§ The request
Please copy the data line for line, starting at its first line and ending at the line that contains "y-tick-label: 6 000 [118,393,192,426]", with both of those lines included.
###
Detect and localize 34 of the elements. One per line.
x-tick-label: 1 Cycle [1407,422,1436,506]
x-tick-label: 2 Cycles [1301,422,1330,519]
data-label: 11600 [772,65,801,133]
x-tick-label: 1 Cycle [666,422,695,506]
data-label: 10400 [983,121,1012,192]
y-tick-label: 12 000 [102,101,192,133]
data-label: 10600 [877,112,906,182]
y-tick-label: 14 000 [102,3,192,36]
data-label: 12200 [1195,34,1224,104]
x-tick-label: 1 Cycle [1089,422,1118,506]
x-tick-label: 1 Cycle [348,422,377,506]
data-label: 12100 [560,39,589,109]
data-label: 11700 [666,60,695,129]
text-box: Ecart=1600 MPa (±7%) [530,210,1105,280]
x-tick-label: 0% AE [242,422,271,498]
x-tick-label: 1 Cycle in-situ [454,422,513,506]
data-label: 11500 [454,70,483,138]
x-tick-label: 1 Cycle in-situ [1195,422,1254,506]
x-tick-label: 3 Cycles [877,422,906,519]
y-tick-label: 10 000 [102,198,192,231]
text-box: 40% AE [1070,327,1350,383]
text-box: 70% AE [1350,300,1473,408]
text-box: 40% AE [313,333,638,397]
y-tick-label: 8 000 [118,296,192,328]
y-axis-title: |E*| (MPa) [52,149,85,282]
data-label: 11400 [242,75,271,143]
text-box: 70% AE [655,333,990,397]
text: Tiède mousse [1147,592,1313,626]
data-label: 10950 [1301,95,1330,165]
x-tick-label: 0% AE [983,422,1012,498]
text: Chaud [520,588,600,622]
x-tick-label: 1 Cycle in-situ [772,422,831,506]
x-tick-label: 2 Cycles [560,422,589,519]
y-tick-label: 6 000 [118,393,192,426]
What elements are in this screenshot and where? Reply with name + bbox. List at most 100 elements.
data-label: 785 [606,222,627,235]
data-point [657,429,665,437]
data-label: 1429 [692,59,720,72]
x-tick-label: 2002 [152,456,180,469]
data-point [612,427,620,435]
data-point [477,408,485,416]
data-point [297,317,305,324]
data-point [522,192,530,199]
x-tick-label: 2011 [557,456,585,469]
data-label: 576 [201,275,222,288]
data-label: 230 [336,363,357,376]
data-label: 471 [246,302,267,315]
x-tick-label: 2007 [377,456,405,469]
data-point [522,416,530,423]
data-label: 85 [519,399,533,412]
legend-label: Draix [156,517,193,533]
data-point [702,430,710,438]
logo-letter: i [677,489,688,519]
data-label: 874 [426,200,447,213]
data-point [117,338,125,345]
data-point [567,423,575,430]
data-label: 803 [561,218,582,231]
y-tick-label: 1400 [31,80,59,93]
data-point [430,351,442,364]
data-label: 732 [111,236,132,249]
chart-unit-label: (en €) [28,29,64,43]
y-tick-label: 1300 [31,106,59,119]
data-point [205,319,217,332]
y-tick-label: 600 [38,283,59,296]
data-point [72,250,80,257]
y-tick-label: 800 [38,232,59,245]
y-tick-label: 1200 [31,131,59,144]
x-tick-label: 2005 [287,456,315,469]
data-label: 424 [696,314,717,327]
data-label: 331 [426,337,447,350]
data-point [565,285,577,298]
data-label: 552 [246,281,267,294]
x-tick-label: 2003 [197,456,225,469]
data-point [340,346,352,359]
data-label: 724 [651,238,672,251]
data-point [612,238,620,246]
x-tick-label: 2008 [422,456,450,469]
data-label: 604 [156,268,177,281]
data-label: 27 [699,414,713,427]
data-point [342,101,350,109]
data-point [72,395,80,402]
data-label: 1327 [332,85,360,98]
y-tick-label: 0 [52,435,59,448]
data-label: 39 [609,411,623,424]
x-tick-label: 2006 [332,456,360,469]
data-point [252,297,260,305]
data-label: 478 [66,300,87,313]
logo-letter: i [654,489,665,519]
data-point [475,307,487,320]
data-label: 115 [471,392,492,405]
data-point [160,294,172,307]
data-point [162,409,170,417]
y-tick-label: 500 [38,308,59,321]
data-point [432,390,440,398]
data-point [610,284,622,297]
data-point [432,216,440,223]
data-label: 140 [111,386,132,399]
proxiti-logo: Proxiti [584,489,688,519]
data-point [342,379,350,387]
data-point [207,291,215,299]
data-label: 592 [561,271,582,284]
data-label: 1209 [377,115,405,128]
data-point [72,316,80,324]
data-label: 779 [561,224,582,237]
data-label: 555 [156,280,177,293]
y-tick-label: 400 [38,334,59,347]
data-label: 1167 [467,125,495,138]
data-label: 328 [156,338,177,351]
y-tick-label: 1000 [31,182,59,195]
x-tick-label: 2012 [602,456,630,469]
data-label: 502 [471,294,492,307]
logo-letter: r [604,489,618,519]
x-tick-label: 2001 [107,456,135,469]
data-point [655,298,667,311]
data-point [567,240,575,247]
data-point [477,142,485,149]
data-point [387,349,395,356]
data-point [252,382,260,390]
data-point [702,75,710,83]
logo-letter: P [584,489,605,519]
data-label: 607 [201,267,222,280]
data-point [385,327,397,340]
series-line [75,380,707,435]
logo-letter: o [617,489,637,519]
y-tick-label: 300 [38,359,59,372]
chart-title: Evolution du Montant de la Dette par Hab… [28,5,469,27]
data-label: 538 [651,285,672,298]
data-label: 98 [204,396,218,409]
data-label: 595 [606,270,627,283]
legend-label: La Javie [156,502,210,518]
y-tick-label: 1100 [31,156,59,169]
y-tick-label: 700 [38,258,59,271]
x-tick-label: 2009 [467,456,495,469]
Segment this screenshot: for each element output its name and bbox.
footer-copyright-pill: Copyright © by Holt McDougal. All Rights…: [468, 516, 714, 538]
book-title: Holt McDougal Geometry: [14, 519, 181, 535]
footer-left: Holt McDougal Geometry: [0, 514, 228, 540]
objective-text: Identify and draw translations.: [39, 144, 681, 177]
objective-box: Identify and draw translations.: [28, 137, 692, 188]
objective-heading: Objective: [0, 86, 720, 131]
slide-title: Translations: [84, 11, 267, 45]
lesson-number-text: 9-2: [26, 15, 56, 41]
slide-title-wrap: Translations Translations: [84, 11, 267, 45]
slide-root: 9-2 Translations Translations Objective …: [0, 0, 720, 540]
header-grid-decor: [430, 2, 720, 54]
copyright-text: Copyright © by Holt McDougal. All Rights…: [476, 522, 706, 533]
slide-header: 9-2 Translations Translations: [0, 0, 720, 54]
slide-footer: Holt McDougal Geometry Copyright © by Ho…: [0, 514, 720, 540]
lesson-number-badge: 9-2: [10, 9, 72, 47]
###
§ Exercise answer
Detect and localize 34 of the elements. One per line.
x-tick-label: 1 Cycle [1407,422,1436,506]
x-tick-label: 2 Cycles [1301,422,1330,519]
data-label: 11600 [772,65,801,133]
x-tick-label: 1 Cycle [666,422,695,506]
data-label: 10400 [983,121,1012,192]
y-tick-label: 12 000 [102,101,192,133]
data-label: 10600 [877,112,906,182]
y-tick-label: 14 000 [102,3,192,36]
data-label: 12200 [1195,34,1224,104]
x-tick-label: 1 Cycle [1089,422,1118,506]
x-tick-label: 1 Cycle [348,422,377,506]
data-label: 12100 [560,39,589,109]
data-label: 11700 [666,60,695,129]
text-box: Ecart=1600 MPa (±7%) [530,210,1105,280]
x-tick-label: 0% AE [242,422,271,498]
x-tick-label: 1 Cycle in-situ [454,422,513,506]
data-label: 11500 [454,70,483,138]
x-tick-label: 1 Cycle in-situ [1195,422,1254,506]
x-tick-label: 3 Cycles [877,422,906,519]
y-tick-label: 10 000 [102,198,192,231]
text-box: 40% AE [1070,327,1350,383]
text-box: 70% AE [1350,300,1473,408]
text-box: 40% AE [313,333,638,397]
y-tick-label: 8 000 [118,296,192,328]
y-axis-title: |E*| (MPa) [52,149,85,282]
data-label: 11400 [242,75,271,143]
text-box: 70% AE [655,333,990,397]
text: Tiède mousse [1147,592,1313,626]
data-label: 10950 [1301,95,1330,165]
x-tick-label: 0% AE [983,422,1012,498]
text: Chaud [520,588,600,622]
x-tick-label: 1 Cycle in-situ [772,422,831,506]
x-tick-label: 2 Cycles [560,422,589,519]
y-tick-label: 6 000 [118,393,192,426]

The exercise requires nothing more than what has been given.